## GIVEN RECORDS
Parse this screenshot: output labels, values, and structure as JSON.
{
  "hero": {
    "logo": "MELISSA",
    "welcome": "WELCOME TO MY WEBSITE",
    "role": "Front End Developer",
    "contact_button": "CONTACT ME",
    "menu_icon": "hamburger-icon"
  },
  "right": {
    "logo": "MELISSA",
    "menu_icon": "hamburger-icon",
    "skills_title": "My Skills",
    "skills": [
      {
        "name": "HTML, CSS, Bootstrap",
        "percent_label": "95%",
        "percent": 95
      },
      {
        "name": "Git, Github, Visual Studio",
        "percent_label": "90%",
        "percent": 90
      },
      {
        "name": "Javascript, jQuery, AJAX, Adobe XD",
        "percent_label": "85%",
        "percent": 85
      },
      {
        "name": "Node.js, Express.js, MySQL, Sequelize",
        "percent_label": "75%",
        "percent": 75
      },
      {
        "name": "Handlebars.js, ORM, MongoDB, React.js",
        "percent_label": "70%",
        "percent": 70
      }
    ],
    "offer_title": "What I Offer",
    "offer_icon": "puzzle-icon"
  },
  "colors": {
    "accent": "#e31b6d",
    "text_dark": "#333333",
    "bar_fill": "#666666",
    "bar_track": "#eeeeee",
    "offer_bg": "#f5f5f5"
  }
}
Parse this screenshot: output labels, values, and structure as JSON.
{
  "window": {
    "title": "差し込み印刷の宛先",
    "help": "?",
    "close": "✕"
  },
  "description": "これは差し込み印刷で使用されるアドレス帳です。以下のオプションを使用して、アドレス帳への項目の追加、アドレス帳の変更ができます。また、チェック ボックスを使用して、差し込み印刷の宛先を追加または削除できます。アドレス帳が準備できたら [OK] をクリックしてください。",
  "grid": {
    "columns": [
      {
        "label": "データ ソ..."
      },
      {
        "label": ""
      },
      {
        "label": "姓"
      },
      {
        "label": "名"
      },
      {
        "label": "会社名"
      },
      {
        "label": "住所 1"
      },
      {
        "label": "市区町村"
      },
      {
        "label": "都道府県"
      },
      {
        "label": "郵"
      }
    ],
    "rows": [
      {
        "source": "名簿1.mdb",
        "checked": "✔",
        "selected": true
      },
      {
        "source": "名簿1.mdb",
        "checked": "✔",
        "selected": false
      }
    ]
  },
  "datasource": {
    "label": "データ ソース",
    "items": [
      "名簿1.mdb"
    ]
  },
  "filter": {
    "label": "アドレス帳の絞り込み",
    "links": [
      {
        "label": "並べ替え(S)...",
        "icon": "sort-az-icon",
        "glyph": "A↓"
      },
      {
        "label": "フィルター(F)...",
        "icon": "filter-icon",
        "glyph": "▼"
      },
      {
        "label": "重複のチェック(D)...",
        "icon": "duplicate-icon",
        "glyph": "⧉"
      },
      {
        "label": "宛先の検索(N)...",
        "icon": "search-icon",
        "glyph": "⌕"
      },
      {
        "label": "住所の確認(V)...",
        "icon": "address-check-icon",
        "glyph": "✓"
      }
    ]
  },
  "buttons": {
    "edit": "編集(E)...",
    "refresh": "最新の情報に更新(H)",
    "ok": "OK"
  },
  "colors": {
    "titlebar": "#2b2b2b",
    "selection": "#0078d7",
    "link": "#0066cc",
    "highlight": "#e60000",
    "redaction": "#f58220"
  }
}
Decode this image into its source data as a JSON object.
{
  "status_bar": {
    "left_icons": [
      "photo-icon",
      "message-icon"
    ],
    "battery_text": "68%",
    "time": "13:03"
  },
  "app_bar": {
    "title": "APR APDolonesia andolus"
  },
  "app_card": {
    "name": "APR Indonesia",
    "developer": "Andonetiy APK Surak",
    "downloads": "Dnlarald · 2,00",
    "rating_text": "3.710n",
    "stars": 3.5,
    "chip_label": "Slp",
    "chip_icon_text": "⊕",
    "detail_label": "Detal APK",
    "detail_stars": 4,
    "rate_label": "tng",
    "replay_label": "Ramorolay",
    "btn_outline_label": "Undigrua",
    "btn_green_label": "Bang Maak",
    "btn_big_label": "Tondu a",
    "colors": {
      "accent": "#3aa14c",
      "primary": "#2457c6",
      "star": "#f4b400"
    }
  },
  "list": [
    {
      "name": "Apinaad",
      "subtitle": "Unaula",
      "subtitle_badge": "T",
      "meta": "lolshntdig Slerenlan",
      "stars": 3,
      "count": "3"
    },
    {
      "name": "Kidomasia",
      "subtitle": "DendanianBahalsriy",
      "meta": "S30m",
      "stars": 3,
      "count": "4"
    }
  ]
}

## WHAT IS EXPECTED
All records above must be set down exactly, please.

## RIGHT ANSWER
Parse this screenshot: output labels, values, and structure as JSON.
{
  "hero": {
    "logo": "MELISSA",
    "welcome": "WELCOME TO MY WEBSITE",
    "role": "Front End Developer",
    "contact_button": "CONTACT ME",
    "menu_icon": "hamburger-icon"
  },
  "right": {
    "logo": "MELISSA",
    "menu_icon": "hamburger-icon",
    "skills_title": "My Skills",
    "skills": [
      {
        "name": "HTML, CSS, Bootstrap",
        "percent_label": "95%",
        "percent": 95
      },
      {
        "name": "Git, Github, Visual Studio",
        "percent_label": "90%",
        "percent": 90
      },
      {
        "name": "Javascript, jQuery, AJAX, Adobe XD",
        "percent_label": "85%",
        "percent": 85
      },
      {
        "name": "Node.js, Express.js, MySQL, Sequelize",
        "percent_label": "75%",
        "percent": 75
      },
      {
        "name": "Handlebars.js, ORM, MongoDB, React.js",
        "percent_label": "70%",
        "percent": 70
      }
    ],
    "offer_title": "What I Offer",
    "offer_icon": "puzzle-icon"
  },
  "colors": {
    "accent": "#e31b6d",
    "text_dark": "#333333",
    "bar_fill": "#666666",
    "bar_track": "#eeeeee",
    "offer_bg": "#f5f5f5"
  }
}
Parse this screenshot: output labels, values, and structure as JSON.
{
  "window": {
    "title": "差し込み印刷の宛先",
    "help": "?",
    "close": "✕"
  },
  "description": "これは差し込み印刷で使用されるアドレス帳です。以下のオプションを使用して、アドレス帳への項目の追加、アドレス帳の変更ができます。また、チェック ボックスを使用して、差し込み印刷の宛先を追加または削除できます。アドレス帳が準備できたら [OK] をクリックしてください。",
  "grid": {
    "columns": [
      {
        "label": "データ ソ..."
      },
      {
        "label": ""
      },
      {
        "label": "姓"
      },
      {
        "label": "名"
      },
      {
        "label": "会社名"
      },
      {
        "label": "住所 1"
      },
      {
        "label": "市区町村"
      },
      {
        "label": "都道府県"
      },
      {
        "label": "郵"
      }
    ],
    "rows": [
      {
        "source": "名簿1.mdb",
        "checked": "✔",
        "selected": true
      },
      {
        "source": "名簿1.mdb",
        "checked": "✔",
        "selected": false
      }
    ]
  },
  "datasource": {
    "label": "データ ソース",
    "items": [
      "名簿1.mdb"
    ]
  },
  "filter": {
    "label": "アドレス帳の絞り込み",
    "links": [
      {
        "label": "並べ替え(S)...",
        "icon": "sort-az-icon",
        "glyph": "A↓"
      },
      {
        "label": "フィルター(F)...",
        "icon": "filter-icon",
        "glyph": "▼"
      },
      {
        "label": "重複のチェック(D)...",
        "icon": "duplicate-icon",
        "glyph": "⧉"
      },
      {
        "label": "宛先の検索(N)...",
        "icon": "search-icon",
        "glyph": "⌕"
      },
      {
        "label": "住所の確認(V)...",
        "icon": "address-check-icon",
        "glyph": "✓"
      }
    ]
  },
  "buttons": {
    "edit": "編集(E)...",
    "refresh": "最新の情報に更新(H)",
    "ok": "OK"
  },
  "colors": {
    "titlebar": "#2b2b2b",
    "selection": "#0078d7",
    "link": "#0066cc",
    "highlight": "#e60000",
    "redaction": "#f58220"
  }
}
Decode this image into its source data as a JSON object.
{
  "status_bar": {
    "left_icons": [
      "photo-icon",
      "message-icon"
    ],
    "battery_text": "68%",
    "time": "13:03"
  },
  "app_bar": {
    "title": "APR APDolonesia andolus"
  },
  "app_card": {
    "name": "APR Indonesia",
    "developer": "Andonetiy APK Surak",
    "downloads": "Dnlarald · 2,00",
    "rating_text": "3.710n",
    "stars": 3.5,
    "chip_label": "Slp",
    "chip_icon_text": "⊕",
    "detail_label": "Detal APK",
    "detail_stars": 4,
    "rate_label": "tng",
    "replay_label": "Ramorolay",
    "btn_outline_label": "Undigrua",
    "btn_green_label": "Bang Maak",
    "btn_big_label": "Tondu a",
    "colors": {
      "accent": "#3aa14c",
      "primary": "#2457c6",
      "star": "#f4b400"
    }
  },
  "list": [
    {
      "name": "Apinaad",
      "subtitle": "Unaula",
      "subtitle_badge": "T",
      "meta": "lolshntdig Slerenlan",
      "stars": 3,
      "count": "3"
    },
    {
      "name": "Kidomasia",
      "subtitle": "DendanianBahalsriy",
      "meta": "S30m",
      "stars": 3,
      "count": "4"
    }
  ]
}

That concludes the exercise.